Short problem: Copy out the material below in full, but not its images.

=== Material provided ===

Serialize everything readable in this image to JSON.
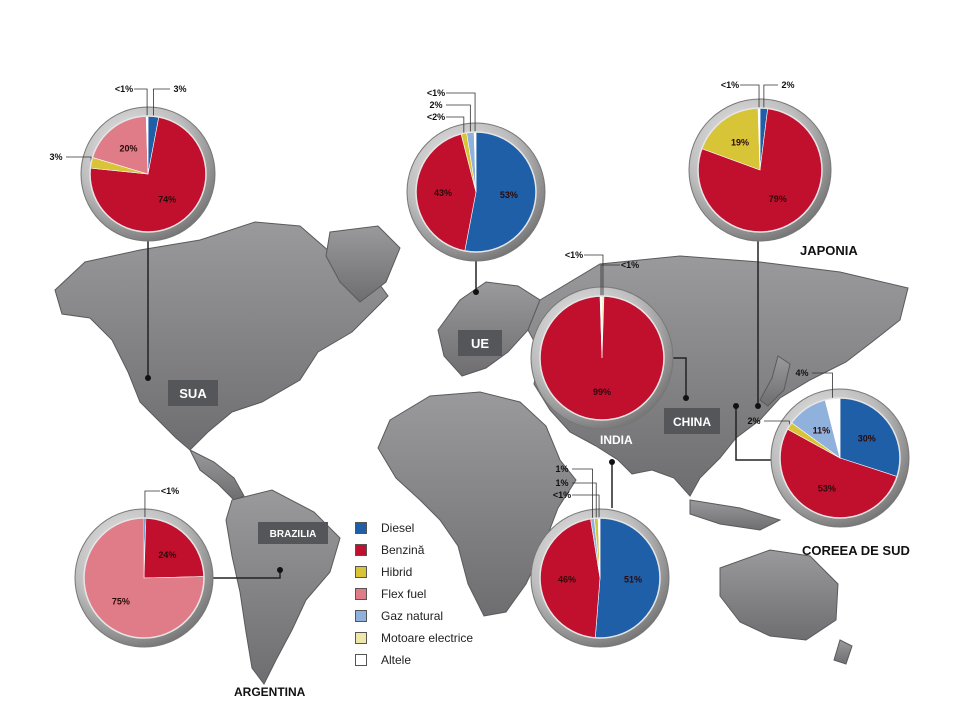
{
  "legend": [
    {
      "label": "Diesel",
      "color": "#1f5fa8"
    },
    {
      "label": "Benzină",
      "color": "#c0102e"
    },
    {
      "label": "Hibrid",
      "color": "#d8c437"
    },
    {
      "label": "Flex fuel",
      "color": "#e07b88"
    },
    {
      "label": "Gaz natural",
      "color": "#8fb1dc"
    },
    {
      "label": "Motoare electrice",
      "color": "#efe7a8"
    },
    {
      "label": "Altele",
      "color": "#ffffff"
    }
  ],
  "regions": {
    "sua": "SUA",
    "ue": "UE",
    "china": "CHINA",
    "india": "INDIA",
    "brazilia": "BRAZILIA",
    "argentina": "ARGENTINA",
    "japonia": "JAPONIA",
    "coreea": "COREEA DE SUD"
  },
  "chart_data": [
    {
      "type": "pie",
      "region": "SUA",
      "slices": [
        {
          "name": "Diesel",
          "value": 3,
          "label": "3%"
        },
        {
          "name": "Benzină",
          "value": 74,
          "label": "74%"
        },
        {
          "name": "Hibrid",
          "value": 3,
          "label": "3%"
        },
        {
          "name": "Flex fuel",
          "value": 20,
          "label": "20%"
        },
        {
          "name": "Altele",
          "value": 0.5,
          "label": "<1%"
        }
      ]
    },
    {
      "type": "pie",
      "region": "UE",
      "slices": [
        {
          "name": "Diesel",
          "value": 53,
          "label": "53%"
        },
        {
          "name": "Benzină",
          "value": 43,
          "label": "43%"
        },
        {
          "name": "Hibrid",
          "value": 1.5,
          "label": "<2%"
        },
        {
          "name": "Gaz natural",
          "value": 2,
          "label": "2%"
        },
        {
          "name": "Altele",
          "value": 0.5,
          "label": "<1%"
        }
      ]
    },
    {
      "type": "pie",
      "region": "JAPONIA",
      "slices": [
        {
          "name": "Diesel",
          "value": 2,
          "label": "2%"
        },
        {
          "name": "Benzină",
          "value": 79,
          "label": "79%"
        },
        {
          "name": "Hibrid",
          "value": 19,
          "label": "19%"
        },
        {
          "name": "Altele",
          "value": 0.5,
          "label": "<1%"
        }
      ]
    },
    {
      "type": "pie",
      "region": "CHINA",
      "slices": [
        {
          "name": "Benzină",
          "value": 99,
          "label": "99%"
        },
        {
          "name": "Motoare electrice",
          "value": 0.5,
          "label": "<1%"
        },
        {
          "name": "Altele",
          "value": 0.5,
          "label": "<1%"
        }
      ]
    },
    {
      "type": "pie",
      "region": "COREEA DE SUD",
      "slices": [
        {
          "name": "Diesel",
          "value": 30,
          "label": "30%"
        },
        {
          "name": "Benzină",
          "value": 53,
          "label": "53%"
        },
        {
          "name": "Hibrid",
          "value": 2,
          "label": "2%"
        },
        {
          "name": "Gaz natural",
          "value": 11,
          "label": "11%"
        },
        {
          "name": "Altele",
          "value": 4,
          "label": "4%"
        }
      ]
    },
    {
      "type": "pie",
      "region": "BRAZILIA",
      "slices": [
        {
          "name": "Benzină",
          "value": 24,
          "label": "24%"
        },
        {
          "name": "Flex fuel",
          "value": 75,
          "label": "75%"
        },
        {
          "name": "Diesel",
          "value": 0.5,
          "label": "<1%"
        }
      ]
    },
    {
      "type": "pie",
      "region": "INDIA",
      "slices": [
        {
          "name": "Diesel",
          "value": 51,
          "label": "51%"
        },
        {
          "name": "Benzină",
          "value": 46,
          "label": "46%"
        },
        {
          "name": "Gaz natural",
          "value": 1,
          "label": "1%"
        },
        {
          "name": "Hibrid",
          "value": 1,
          "label": "1%"
        },
        {
          "name": "Altele",
          "value": 0.5,
          "label": "<1%"
        }
      ]
    }
  ]
}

===

Answer to this exercise:
Serialize everything readable in this image to JSON.
{
  "legend": [
    {
      "label": "Diesel",
      "color": "#1f5fa8"
    },
    {
      "label": "Benzină",
      "color": "#c0102e"
    },
    {
      "label": "Hibrid",
      "color": "#d8c437"
    },
    {
      "label": "Flex fuel",
      "color": "#e07b88"
    },
    {
      "label": "Gaz natural",
      "color": "#8fb1dc"
    },
    {
      "label": "Motoare electrice",
      "color": "#efe7a8"
    },
    {
      "label": "Altele",
      "color": "#ffffff"
    }
  ],
  "regions": {
    "sua": "SUA",
    "ue": "UE",
    "china": "CHINA",
    "india": "INDIA",
    "brazilia": "BRAZILIA",
    "argentina": "ARGENTINA",
    "japonia": "JAPONIA",
    "coreea": "COREEA DE SUD"
  },
  "chart_data": [
    {
      "type": "pie",
      "region": "SUA",
      "slices": [
        {
          "name": "Diesel",
          "value": 3,
          "label": "3%"
        },
        {
          "name": "Benzină",
          "value": 74,
          "label": "74%"
        },
        {
          "name": "Hibrid",
          "value": 3,
          "label": "3%"
        },
        {
          "name": "Flex fuel",
          "value": 20,
          "label": "20%"
        },
        {
          "name": "Altele",
          "value": 0.5,
          "label": "<1%"
        }
      ]
    },
    {
      "type": "pie",
      "region": "UE",
      "slices": [
        {
          "name": "Diesel",
          "value": 53,
          "label": "53%"
        },
        {
          "name": "Benzină",
          "value": 43,
          "label": "43%"
        },
        {
          "name": "Hibrid",
          "value": 1.5,
          "label": "<2%"
        },
        {
          "name": "Gaz natural",
          "value": 2,
          "label": "2%"
        },
        {
          "name": "Altele",
          "value": 0.5,
          "label": "<1%"
        }
      ]
    },
    {
      "type": "pie",
      "region": "JAPONIA",
      "slices": [
        {
          "name": "Diesel",
          "value": 2,
          "label": "2%"
        },
        {
          "name": "Benzină",
          "value": 79,
          "label": "79%"
        },
        {
          "name": "Hibrid",
          "value": 19,
          "label": "19%"
        },
        {
          "name": "Altele",
          "value": 0.5,
          "label": "<1%"
        }
      ]
    },
    {
      "type": "pie",
      "region": "CHINA",
      "slices": [
        {
          "name": "Benzină",
          "value": 99,
          "label": "99%"
        },
        {
          "name": "Motoare electrice",
          "value": 0.5,
          "label": "<1%"
        },
        {
          "name": "Altele",
          "value": 0.5,
          "label": "<1%"
        }
      ]
    },
    {
      "type": "pie",
      "region": "COREEA DE SUD",
      "slices": [
        {
          "name": "Diesel",
          "value": 30,
          "label": "30%"
        },
        {
          "name": "Benzină",
          "value": 53,
          "label": "53%"
        },
        {
          "name": "Hibrid",
          "value": 2,
          "label": "2%"
        },
        {
          "name": "Gaz natural",
          "value": 11,
          "label": "11%"
        },
        {
          "name": "Altele",
          "value": 4,
          "label": "4%"
        }
      ]
    },
    {
      "type": "pie",
      "region": "BRAZILIA",
      "slices": [
        {
          "name": "Benzină",
          "value": 24,
          "label": "24%"
        },
        {
          "name": "Flex fuel",
          "value": 75,
          "label": "75%"
        },
        {
          "name": "Diesel",
          "value": 0.5,
          "label": "<1%"
        }
      ]
    },
    {
      "type": "pie",
      "region": "INDIA",
      "slices": [
        {
          "name": "Diesel",
          "value": 51,
          "label": "51%"
        },
        {
          "name": "Benzină",
          "value": 46,
          "label": "46%"
        },
        {
          "name": "Gaz natural",
          "value": 1,
          "label": "1%"
        },
        {
          "name": "Hibrid",
          "value": 1,
          "label": "1%"
        },
        {
          "name": "Altele",
          "value": 0.5,
          "label": "<1%"
        }
      ]
    }
  ]
}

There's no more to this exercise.